**Task directions:** Reproduce all lines of the listing below in which the word "gaussian" occurs.

Records:
######
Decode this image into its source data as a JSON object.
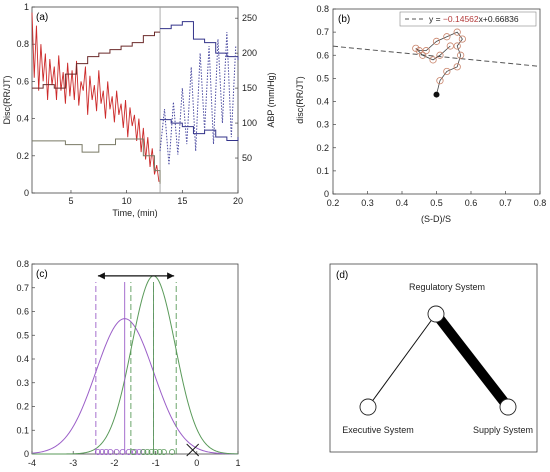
{
  "chart_data": [
    {
      "panel": "(a)",
      "type": "line",
      "xlabel": "Time, (min)",
      "ylabel": "Disc(RR/JT)",
      "y2label": "ABP (mm/Hg)",
      "xlim": [
        1.5,
        20
      ],
      "ylim": [
        0,
        1
      ],
      "y2lim": [
        0,
        266
      ],
      "xticks": [
        "5",
        "10",
        "15",
        "20"
      ],
      "xtick_values": [
        5,
        10,
        15,
        20
      ],
      "yticks": [
        "0",
        "0.2",
        "0.4",
        "0.6",
        "0.8",
        "1"
      ],
      "ytick_values": [
        0,
        0.2,
        0.4,
        0.6,
        0.8,
        1
      ],
      "y2ticks": [
        "50",
        "100",
        "150",
        "200",
        "250"
      ],
      "y2tick_values": [
        50,
        100,
        150,
        200,
        250
      ],
      "vline_x": 13,
      "series": [
        {
          "role": "disc-red",
          "color": "#cc2a2a",
          "x": [
            1.5,
            1.7,
            1.9,
            2.1,
            2.3,
            2.5,
            2.7,
            2.9,
            3.1,
            3.3,
            3.5,
            3.7,
            3.9,
            4.1,
            4.3,
            4.5,
            4.7,
            4.9,
            5.1,
            5.3,
            5.5,
            5.7,
            5.9,
            6.1,
            6.3,
            6.5,
            6.7,
            6.9,
            7.1,
            7.3,
            7.5,
            7.7,
            7.9,
            8.1,
            8.3,
            8.5,
            8.7,
            8.9,
            9.1,
            9.3,
            9.5,
            9.7,
            9.9,
            10.1,
            10.3,
            10.5,
            10.7,
            10.9,
            11.1,
            11.3,
            11.5,
            11.7,
            11.9,
            12.1,
            12.3,
            12.5,
            12.7,
            12.9
          ],
          "y": [
            0.97,
            0.62,
            0.9,
            0.55,
            0.8,
            0.6,
            0.75,
            0.5,
            0.72,
            0.58,
            0.68,
            0.5,
            0.74,
            0.55,
            0.65,
            0.48,
            0.7,
            0.52,
            0.66,
            0.5,
            0.71,
            0.47,
            0.6,
            0.55,
            0.68,
            0.42,
            0.63,
            0.5,
            0.58,
            0.44,
            0.66,
            0.48,
            0.55,
            0.4,
            0.6,
            0.45,
            0.52,
            0.38,
            0.55,
            0.42,
            0.48,
            0.35,
            0.5,
            0.3,
            0.46,
            0.36,
            0.42,
            0.28,
            0.4,
            0.22,
            0.35,
            0.18,
            0.3,
            0.14,
            0.24,
            0.1,
            0.15,
            0.06
          ]
        },
        {
          "role": "disc-grey-step",
          "color": "#7a7a66",
          "x": [
            1.5,
            3,
            4.5,
            6,
            7.5,
            9,
            10.5,
            11.5,
            12.5,
            13
          ],
          "y": [
            0.28,
            0.28,
            0.26,
            0.22,
            0.26,
            0.29,
            0.29,
            0.2,
            0.12,
            0.05
          ]
        },
        {
          "role": "abp-dark-red-step",
          "color": "#6b2a2a",
          "x": [
            1.5,
            2.5,
            3.5,
            4.5,
            5.5,
            6.5,
            7.5,
            8.5,
            9.5,
            10.5,
            11.5,
            12.5,
            13
          ],
          "y": [
            150,
            155,
            150,
            170,
            185,
            195,
            200,
            205,
            210,
            215,
            225,
            230,
            230
          ]
        },
        {
          "role": "abp-blue-step",
          "color": "#33338a",
          "x": [
            13,
            14,
            15,
            16,
            17,
            18,
            19,
            20
          ],
          "y": [
            235,
            240,
            245,
            220,
            215,
            200,
            195,
            190
          ]
        },
        {
          "role": "abp-blue-lower-step",
          "color": "#33338a",
          "x": [
            13,
            14,
            15,
            16,
            17,
            18,
            19,
            20
          ],
          "y": [
            105,
            100,
            95,
            85,
            90,
            80,
            75,
            80
          ]
        },
        {
          "role": "abp-dotted",
          "color": "#4a4aa0",
          "x": [
            13,
            13.4,
            13.8,
            14.2,
            14.6,
            15,
            15.4,
            15.8,
            16.2,
            16.6,
            17,
            17.4,
            17.8,
            18.2,
            18.6,
            19,
            19.4,
            19.8
          ],
          "y": [
            60,
            120,
            40,
            130,
            55,
            150,
            70,
            180,
            60,
            200,
            90,
            210,
            70,
            220,
            100,
            230,
            80,
            210
          ]
        }
      ]
    },
    {
      "panel": "(b)",
      "type": "scatter",
      "xlabel": "(S-D)/S",
      "ylabel": "disc(RR/JT)",
      "xlim": [
        0.2,
        0.8
      ],
      "ylim": [
        0,
        0.8
      ],
      "xticks": [
        "0.2",
        "0.3",
        "0.4",
        "0.5",
        "0.6",
        "0.7",
        "0.8"
      ],
      "xtick_values": [
        0.2,
        0.3,
        0.4,
        0.5,
        0.6,
        0.7,
        0.8
      ],
      "yticks": [
        "0",
        "0.1",
        "0.2",
        "0.3",
        "0.4",
        "0.5",
        "0.6",
        "0.7",
        "0.8"
      ],
      "ytick_values": [
        0,
        0.1,
        0.2,
        0.3,
        0.4,
        0.5,
        0.6,
        0.7,
        0.8
      ],
      "legend": {
        "prefix": "y = ",
        "coef": "−0.14562",
        "suffix": "x+0.66836",
        "placement": "top-right"
      },
      "fit": {
        "slope": -0.14562,
        "intercept": 0.66836
      },
      "points": {
        "x": [
          0.5,
          0.51,
          0.53,
          0.56,
          0.57,
          0.56,
          0.575,
          0.56,
          0.53,
          0.5,
          0.47,
          0.45,
          0.44,
          0.46,
          0.49,
          0.51,
          0.54
        ],
        "y": [
          0.43,
          0.49,
          0.53,
          0.55,
          0.6,
          0.64,
          0.67,
          0.7,
          0.68,
          0.66,
          0.62,
          0.62,
          0.63,
          0.6,
          0.58,
          0.6,
          0.64
        ]
      },
      "start_point": {
        "x": 0.5,
        "y": 0.43
      }
    },
    {
      "panel": "(c)",
      "type": "line",
      "xlim": [
        -4,
        1
      ],
      "ylim": [
        0,
        0.8
      ],
      "xticks": [
        "-4",
        "-3",
        "-2",
        "-1",
        "0",
        "1"
      ],
      "xtick_values": [
        -4,
        -3,
        -2,
        -1,
        0,
        1
      ],
      "yticks": [
        "0",
        "0.1",
        "0.2",
        "0.3",
        "0.4",
        "0.5",
        "0.6",
        "0.7",
        "0.8"
      ],
      "ytick_values": [
        0,
        0.1,
        0.2,
        0.3,
        0.4,
        0.5,
        0.6,
        0.7,
        0.8
      ],
      "series": [
        {
          "role": "purple-gaussian",
          "color": "#9b5fc8",
          "mean": -1.75,
          "sd": 0.7,
          "peak": 0.57
        },
        {
          "role": "green-gaussian",
          "color": "#5a9a5a",
          "mean": -1.05,
          "sd": 0.53,
          "peak": 0.75
        }
      ],
      "purple_dashed": [
        -2.45,
        -1.05
      ],
      "purple_solid": -1.75,
      "green_dashed": [
        -1.6,
        -0.5
      ],
      "green_solid": -1.05,
      "arrow": {
        "from": -2.4,
        "to": -0.55,
        "y": 0.75
      },
      "purple_marks": [
        -2.4,
        -2.3,
        -2.2,
        -2.1,
        -1.95,
        -1.8,
        -1.65,
        -1.5,
        -1.4,
        -1.3
      ],
      "green_marks": [
        -1.55,
        -1.3,
        -1.2,
        -1.1,
        -1.0,
        -0.9,
        -0.8,
        -0.6
      ],
      "cross_x": -0.1
    },
    {
      "panel": "(d)",
      "type": "diagram",
      "nodes": [
        {
          "id": "regulatory",
          "label": "Regulatory System"
        },
        {
          "id": "executive",
          "label": "Executive System"
        },
        {
          "id": "supply",
          "label": "Supply System"
        }
      ],
      "edges": [
        {
          "from": "regulatory",
          "to": "executive",
          "weight": "thin"
        },
        {
          "from": "regulatory",
          "to": "supply",
          "weight": "thick"
        }
      ]
    }
  ]
}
######
**Response below:**
          "role": "purple-gaussian",
          "role": "green-gaussian",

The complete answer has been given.